→ **WHAT YOU SHOULD DO**:
Leaving out the pictures, please retype each record exactly.
# # # # #
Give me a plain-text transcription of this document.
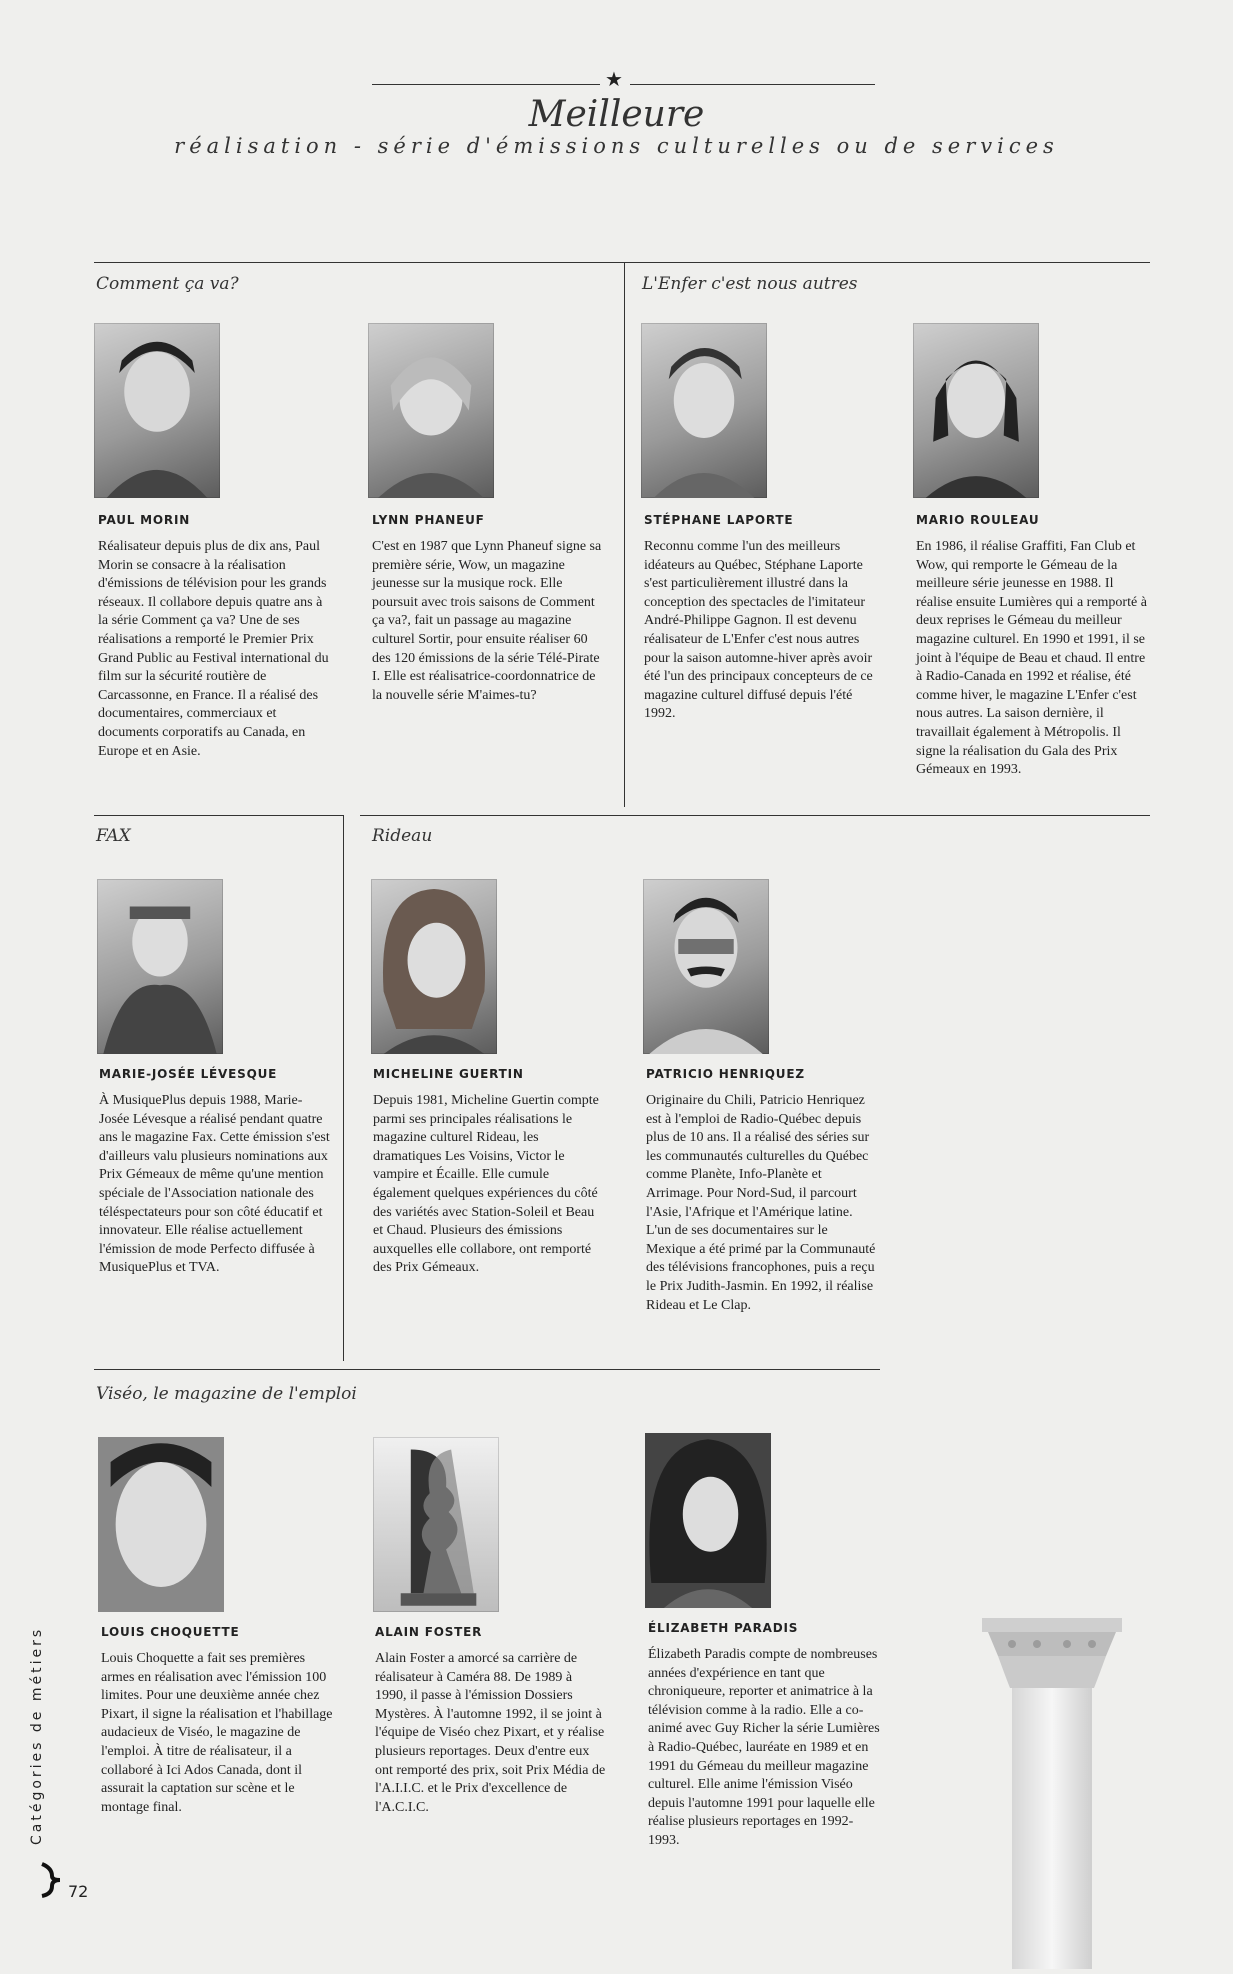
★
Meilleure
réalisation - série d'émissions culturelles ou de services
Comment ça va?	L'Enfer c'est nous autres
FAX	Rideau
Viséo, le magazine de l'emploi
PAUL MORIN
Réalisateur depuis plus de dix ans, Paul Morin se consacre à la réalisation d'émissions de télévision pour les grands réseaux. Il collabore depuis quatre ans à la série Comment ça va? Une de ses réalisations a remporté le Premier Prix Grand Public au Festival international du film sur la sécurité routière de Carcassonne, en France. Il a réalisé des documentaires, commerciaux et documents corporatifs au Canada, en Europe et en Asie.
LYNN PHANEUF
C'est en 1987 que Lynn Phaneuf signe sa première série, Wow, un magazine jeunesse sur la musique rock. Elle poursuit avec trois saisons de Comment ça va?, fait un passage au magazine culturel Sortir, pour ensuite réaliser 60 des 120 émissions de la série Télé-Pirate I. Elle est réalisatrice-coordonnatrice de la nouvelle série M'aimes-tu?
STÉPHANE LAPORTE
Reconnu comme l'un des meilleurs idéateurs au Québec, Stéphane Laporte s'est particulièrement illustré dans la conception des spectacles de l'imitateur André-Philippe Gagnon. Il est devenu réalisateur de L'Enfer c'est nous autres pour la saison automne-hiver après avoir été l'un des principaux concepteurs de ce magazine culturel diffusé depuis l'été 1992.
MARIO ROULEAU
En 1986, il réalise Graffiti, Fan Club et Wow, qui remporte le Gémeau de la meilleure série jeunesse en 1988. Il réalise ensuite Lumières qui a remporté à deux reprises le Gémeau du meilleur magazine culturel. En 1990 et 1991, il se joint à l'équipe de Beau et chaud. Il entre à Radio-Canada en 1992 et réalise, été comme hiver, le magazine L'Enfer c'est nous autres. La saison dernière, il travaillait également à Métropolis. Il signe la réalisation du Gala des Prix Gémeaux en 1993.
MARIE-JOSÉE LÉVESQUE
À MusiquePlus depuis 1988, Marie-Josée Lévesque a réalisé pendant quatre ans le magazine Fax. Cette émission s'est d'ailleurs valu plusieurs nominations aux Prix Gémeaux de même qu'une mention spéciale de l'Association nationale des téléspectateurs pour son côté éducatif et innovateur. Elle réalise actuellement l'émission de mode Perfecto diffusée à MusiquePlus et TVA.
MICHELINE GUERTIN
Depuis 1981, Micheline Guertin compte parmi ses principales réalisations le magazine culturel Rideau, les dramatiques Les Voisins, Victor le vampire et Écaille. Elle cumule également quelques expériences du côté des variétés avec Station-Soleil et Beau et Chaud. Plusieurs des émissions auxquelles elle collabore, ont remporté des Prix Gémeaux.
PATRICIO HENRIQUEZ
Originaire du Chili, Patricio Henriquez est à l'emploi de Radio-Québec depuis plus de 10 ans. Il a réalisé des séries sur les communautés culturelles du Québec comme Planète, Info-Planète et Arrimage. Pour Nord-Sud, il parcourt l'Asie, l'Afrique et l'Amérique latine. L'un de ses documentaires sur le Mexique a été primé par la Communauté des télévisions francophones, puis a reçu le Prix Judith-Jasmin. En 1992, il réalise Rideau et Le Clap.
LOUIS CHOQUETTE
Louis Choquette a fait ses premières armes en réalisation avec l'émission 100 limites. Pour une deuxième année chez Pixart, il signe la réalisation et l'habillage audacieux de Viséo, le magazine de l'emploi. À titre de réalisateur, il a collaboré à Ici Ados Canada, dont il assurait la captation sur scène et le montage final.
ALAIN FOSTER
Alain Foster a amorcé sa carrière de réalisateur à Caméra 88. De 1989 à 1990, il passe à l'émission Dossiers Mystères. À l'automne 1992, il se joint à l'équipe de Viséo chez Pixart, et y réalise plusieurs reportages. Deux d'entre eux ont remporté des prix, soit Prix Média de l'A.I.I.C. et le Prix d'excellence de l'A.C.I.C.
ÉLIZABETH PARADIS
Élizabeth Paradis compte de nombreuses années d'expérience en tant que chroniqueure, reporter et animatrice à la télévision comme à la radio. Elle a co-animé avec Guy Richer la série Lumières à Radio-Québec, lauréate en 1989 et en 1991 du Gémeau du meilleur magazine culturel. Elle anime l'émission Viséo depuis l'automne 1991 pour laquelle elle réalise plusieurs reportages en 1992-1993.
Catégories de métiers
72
# # # # #
→ **EXERCISE RESPONSE**:
Give me a plain-text transcription of this document.
★
Meilleure
réalisation - série d'émissions culturelles ou de services
Comment ça va?	L'Enfer c'est nous autres
FAX	Rideau
Viséo, le magazine de l'emploi
PAUL MORIN
Réalisateur depuis plus de dix ans, Paul Morin se consacre à la réalisation d'émissions de télévision pour les grands réseaux. Il collabore depuis quatre ans à la série Comment ça va? Une de ses réalisations a remporté le Premier Prix Grand Public au Festival international du film sur la sécurité routière de Carcassonne, en France. Il a réalisé des documentaires, commerciaux et documents corporatifs au Canada, en Europe et en Asie.
LYNN PHANEUF
C'est en 1987 que Lynn Phaneuf signe sa première série, Wow, un magazine jeunesse sur la musique rock. Elle poursuit avec trois saisons de Comment ça va?, fait un passage au magazine culturel Sortir, pour ensuite réaliser 60 des 120 émissions de la série Télé-Pirate I. Elle est réalisatrice-coordonnatrice de la nouvelle série M'aimes-tu?
STÉPHANE LAPORTE
Reconnu comme l'un des meilleurs idéateurs au Québec, Stéphane Laporte s'est particulièrement illustré dans la conception des spectacles de l'imitateur André-Philippe Gagnon. Il est devenu réalisateur de L'Enfer c'est nous autres pour la saison automne-hiver après avoir été l'un des principaux concepteurs de ce magazine culturel diffusé depuis l'été 1992.
MARIO ROULEAU
En 1986, il réalise Graffiti, Fan Club et Wow, qui remporte le Gémeau de la meilleure série jeunesse en 1988. Il réalise ensuite Lumières qui a remporté à deux reprises le Gémeau du meilleur magazine culturel. En 1990 et 1991, il se joint à l'équipe de Beau et chaud. Il entre à Radio-Canada en 1992 et réalise, été comme hiver, le magazine L'Enfer c'est nous autres. La saison dernière, il travaillait également à Métropolis. Il signe la réalisation du Gala des Prix Gémeaux en 1993.
MARIE-JOSÉE LÉVESQUE
À MusiquePlus depuis 1988, Marie-Josée Lévesque a réalisé pendant quatre ans le magazine Fax. Cette émission s'est d'ailleurs valu plusieurs nominations aux Prix Gémeaux de même qu'une mention spéciale de l'Association nationale des téléspectateurs pour son côté éducatif et innovateur. Elle réalise actuellement l'émission de mode Perfecto diffusée à MusiquePlus et TVA.
MICHELINE GUERTIN
Depuis 1981, Micheline Guertin compte parmi ses principales réalisations le magazine culturel Rideau, les dramatiques Les Voisins, Victor le vampire et Écaille. Elle cumule également quelques expériences du côté des variétés avec Station-Soleil et Beau et Chaud. Plusieurs des émissions auxquelles elle collabore, ont remporté des Prix Gémeaux.
PATRICIO HENRIQUEZ
Originaire du Chili, Patricio Henriquez est à l'emploi de Radio-Québec depuis plus de 10 ans. Il a réalisé des séries sur les communautés culturelles du Québec comme Planète, Info-Planète et Arrimage. Pour Nord-Sud, il parcourt l'Asie, l'Afrique et l'Amérique latine. L'un de ses documentaires sur le Mexique a été primé par la Communauté des télévisions francophones, puis a reçu le Prix Judith-Jasmin. En 1992, il réalise Rideau et Le Clap.
LOUIS CHOQUETTE
Louis Choquette a fait ses premières armes en réalisation avec l'émission 100 limites. Pour une deuxième année chez Pixart, il signe la réalisation et l'habillage audacieux de Viséo, le magazine de l'emploi. À titre de réalisateur, il a collaboré à Ici Ados Canada, dont il assurait la captation sur scène et le montage final.
ALAIN FOSTER
Alain Foster a amorcé sa carrière de réalisateur à Caméra 88. De 1989 à 1990, il passe à l'émission Dossiers Mystères. À l'automne 1992, il se joint à l'équipe de Viséo chez Pixart, et y réalise plusieurs reportages. Deux d'entre eux ont remporté des prix, soit Prix Média de l'A.I.I.C. et le Prix d'excellence de l'A.C.I.C.
ÉLIZABETH PARADIS
Élizabeth Paradis compte de nombreuses années d'expérience en tant que chroniqueure, reporter et animatrice à la télévision comme à la radio. Elle a co-animé avec Guy Richer la série Lumières à Radio-Québec, lauréate en 1989 et en 1991 du Gémeau du meilleur magazine culturel. Elle anime l'émission Viséo depuis l'automne 1991 pour laquelle elle réalise plusieurs reportages en 1992-1993.
Catégories de métiers
72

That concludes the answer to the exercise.